Exercise directions: Reply with the count of lines holding "інжинірингу", nothing more.

Provided data:
<<<<

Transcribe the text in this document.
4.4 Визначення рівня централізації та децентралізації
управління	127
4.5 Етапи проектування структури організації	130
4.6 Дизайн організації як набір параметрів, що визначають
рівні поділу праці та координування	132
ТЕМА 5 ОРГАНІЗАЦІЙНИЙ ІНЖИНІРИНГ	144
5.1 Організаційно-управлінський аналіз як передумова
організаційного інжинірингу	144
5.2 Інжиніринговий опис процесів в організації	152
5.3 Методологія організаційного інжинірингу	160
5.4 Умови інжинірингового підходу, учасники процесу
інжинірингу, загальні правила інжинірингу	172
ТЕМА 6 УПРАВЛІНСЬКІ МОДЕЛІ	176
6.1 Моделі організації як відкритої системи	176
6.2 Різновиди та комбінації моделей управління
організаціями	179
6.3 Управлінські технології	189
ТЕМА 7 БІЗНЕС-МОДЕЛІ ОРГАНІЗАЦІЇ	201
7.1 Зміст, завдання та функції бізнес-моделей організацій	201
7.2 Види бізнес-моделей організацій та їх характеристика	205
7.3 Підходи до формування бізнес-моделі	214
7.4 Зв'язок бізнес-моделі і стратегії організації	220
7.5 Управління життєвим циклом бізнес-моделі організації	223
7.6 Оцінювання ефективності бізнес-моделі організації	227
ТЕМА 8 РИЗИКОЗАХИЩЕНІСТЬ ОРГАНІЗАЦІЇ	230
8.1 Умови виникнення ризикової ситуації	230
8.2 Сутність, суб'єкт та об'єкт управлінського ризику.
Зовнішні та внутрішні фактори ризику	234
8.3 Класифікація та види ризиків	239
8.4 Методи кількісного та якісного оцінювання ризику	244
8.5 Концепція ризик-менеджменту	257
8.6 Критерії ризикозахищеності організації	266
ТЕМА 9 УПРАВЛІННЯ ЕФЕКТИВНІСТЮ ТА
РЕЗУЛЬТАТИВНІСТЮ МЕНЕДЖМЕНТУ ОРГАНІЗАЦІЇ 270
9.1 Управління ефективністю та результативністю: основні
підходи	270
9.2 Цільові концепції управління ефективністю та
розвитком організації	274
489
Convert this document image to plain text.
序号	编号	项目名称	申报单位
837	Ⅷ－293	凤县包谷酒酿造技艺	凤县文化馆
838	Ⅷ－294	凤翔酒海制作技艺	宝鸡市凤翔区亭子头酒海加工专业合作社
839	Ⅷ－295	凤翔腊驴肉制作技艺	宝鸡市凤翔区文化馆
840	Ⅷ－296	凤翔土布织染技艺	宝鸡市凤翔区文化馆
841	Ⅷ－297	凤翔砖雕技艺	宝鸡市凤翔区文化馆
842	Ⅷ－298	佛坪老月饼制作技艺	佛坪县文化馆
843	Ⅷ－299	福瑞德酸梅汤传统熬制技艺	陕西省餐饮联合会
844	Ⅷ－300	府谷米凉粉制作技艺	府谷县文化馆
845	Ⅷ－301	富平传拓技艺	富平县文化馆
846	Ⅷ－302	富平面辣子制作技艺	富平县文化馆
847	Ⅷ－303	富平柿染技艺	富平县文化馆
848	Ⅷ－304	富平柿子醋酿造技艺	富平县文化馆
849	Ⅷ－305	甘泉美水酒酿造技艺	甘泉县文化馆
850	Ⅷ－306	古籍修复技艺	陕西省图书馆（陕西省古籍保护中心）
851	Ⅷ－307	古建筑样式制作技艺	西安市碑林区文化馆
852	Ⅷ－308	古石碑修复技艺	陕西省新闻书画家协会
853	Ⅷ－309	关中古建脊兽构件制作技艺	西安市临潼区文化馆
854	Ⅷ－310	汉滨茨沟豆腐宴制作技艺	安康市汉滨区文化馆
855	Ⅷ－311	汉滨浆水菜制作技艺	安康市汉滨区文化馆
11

>>>>

Worked answer: 3